(Dataset entries on figures)
● ● ● ● ●

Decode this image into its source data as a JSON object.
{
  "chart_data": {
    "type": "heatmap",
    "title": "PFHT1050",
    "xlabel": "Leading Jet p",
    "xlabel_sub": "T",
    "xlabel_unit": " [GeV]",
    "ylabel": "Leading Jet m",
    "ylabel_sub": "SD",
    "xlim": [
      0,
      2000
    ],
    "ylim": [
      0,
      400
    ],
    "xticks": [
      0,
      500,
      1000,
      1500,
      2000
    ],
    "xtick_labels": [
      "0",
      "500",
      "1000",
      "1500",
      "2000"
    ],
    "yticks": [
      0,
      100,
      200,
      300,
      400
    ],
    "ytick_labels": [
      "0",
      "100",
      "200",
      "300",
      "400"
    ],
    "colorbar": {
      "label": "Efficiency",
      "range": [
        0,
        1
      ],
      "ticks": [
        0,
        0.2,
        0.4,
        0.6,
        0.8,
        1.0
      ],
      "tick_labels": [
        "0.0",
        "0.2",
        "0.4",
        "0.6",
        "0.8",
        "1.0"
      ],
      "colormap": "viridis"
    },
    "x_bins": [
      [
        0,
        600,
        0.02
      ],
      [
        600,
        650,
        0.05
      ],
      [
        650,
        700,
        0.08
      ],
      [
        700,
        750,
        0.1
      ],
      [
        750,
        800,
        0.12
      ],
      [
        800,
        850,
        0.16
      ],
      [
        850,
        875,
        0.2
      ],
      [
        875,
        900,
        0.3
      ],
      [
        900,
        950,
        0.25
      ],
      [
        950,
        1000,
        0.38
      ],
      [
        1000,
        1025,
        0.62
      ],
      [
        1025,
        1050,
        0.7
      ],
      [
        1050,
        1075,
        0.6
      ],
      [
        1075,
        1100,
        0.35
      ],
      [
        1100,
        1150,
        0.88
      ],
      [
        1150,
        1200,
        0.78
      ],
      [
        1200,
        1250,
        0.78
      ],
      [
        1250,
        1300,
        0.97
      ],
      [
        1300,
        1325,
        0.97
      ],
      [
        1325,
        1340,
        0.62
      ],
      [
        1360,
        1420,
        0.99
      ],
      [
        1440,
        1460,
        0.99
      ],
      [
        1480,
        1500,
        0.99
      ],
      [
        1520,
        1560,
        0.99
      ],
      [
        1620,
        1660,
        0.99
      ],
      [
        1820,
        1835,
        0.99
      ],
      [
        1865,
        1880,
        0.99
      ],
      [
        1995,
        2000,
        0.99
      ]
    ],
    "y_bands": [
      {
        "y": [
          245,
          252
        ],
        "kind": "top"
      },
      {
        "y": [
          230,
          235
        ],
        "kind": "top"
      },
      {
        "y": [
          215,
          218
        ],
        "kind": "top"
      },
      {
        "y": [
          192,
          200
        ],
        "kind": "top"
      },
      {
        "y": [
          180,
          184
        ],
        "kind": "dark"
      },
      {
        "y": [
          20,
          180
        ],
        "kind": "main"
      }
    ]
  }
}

● ● ● ● ●

● STATED PROBLEM
Copy out all of the records shown above exactly.

● TASK OUTPUT
Decode this image into its source data as a JSON object.
{
  "chart_data": {
    "type": "heatmap",
    "title": "PFHT1050",
    "xlabel": "Leading Jet p",
    "xlabel_sub": "T",
    "xlabel_unit": " [GeV]",
    "ylabel": "Leading Jet m",
    "ylabel_sub": "SD",
    "xlim": [
      0,
      2000
    ],
    "ylim": [
      0,
      400
    ],
    "xticks": [
      0,
      500,
      1000,
      1500,
      2000
    ],
    "xtick_labels": [
      "0",
      "500",
      "1000",
      "1500",
      "2000"
    ],
    "yticks": [
      0,
      100,
      200,
      300,
      400
    ],
    "ytick_labels": [
      "0",
      "100",
      "200",
      "300",
      "400"
    ],
    "colorbar": {
      "label": "Efficiency",
      "range": [
        0,
        1
      ],
      "ticks": [
        0,
        0.2,
        0.4,
        0.6,
        0.8,
        1.0
      ],
      "tick_labels": [
        "0.0",
        "0.2",
        "0.4",
        "0.6",
        "0.8",
        "1.0"
      ],
      "colormap": "viridis"
    },
    "x_bins": [
      [
        0,
        600,
        0.02
      ],
      [
        600,
        650,
        0.05
      ],
      [
        650,
        700,
        0.08
      ],
      [
        700,
        750,
        0.1
      ],
      [
        750,
        800,
        0.12
      ],
      [
        800,
        850,
        0.16
      ],
      [
        850,
        875,
        0.2
      ],
      [
        875,
        900,
        0.3
      ],
      [
        900,
        950,
        0.25
      ],
      [
        950,
        1000,
        0.38
      ],
      [
        1000,
        1025,
        0.62
      ],
      [
        1025,
        1050,
        0.7
      ],
      [
        1050,
        1075,
        0.6
      ],
      [
        1075,
        1100,
        0.35
      ],
      [
        1100,
        1150,
        0.88
      ],
      [
        1150,
        1200,
        0.78
      ],
      [
        1200,
        1250,
        0.78
      ],
      [
        1250,
        1300,
        0.97
      ],
      [
        1300,
        1325,
        0.97
      ],
      [
        1325,
        1340,
        0.62
      ],
      [
        1360,
        1420,
        0.99
      ],
      [
        1440,
        1460,
        0.99
      ],
      [
        1480,
        1500,
        0.99
      ],
      [
        1520,
        1560,
        0.99
      ],
      [
        1620,
        1660,
        0.99
      ],
      [
        1820,
        1835,
        0.99
      ],
      [
        1865,
        1880,
        0.99
      ],
      [
        1995,
        2000,
        0.99
      ]
    ],
    "y_bands": [
      {
        "y": [
          245,
          252
        ],
        "kind": "top"
      },
      {
        "y": [
          230,
          235
        ],
        "kind": "top"
      },
      {
        "y": [
          215,
          218
        ],
        "kind": "top"
      },
      {
        "y": [
          192,
          200
        ],
        "kind": "top"
      },
      {
        "y": [
          180,
          184
        ],
        "kind": "dark"
      },
      {
        "y": [
          20,
          180
        ],
        "kind": "main"
      }
    ]
  }
}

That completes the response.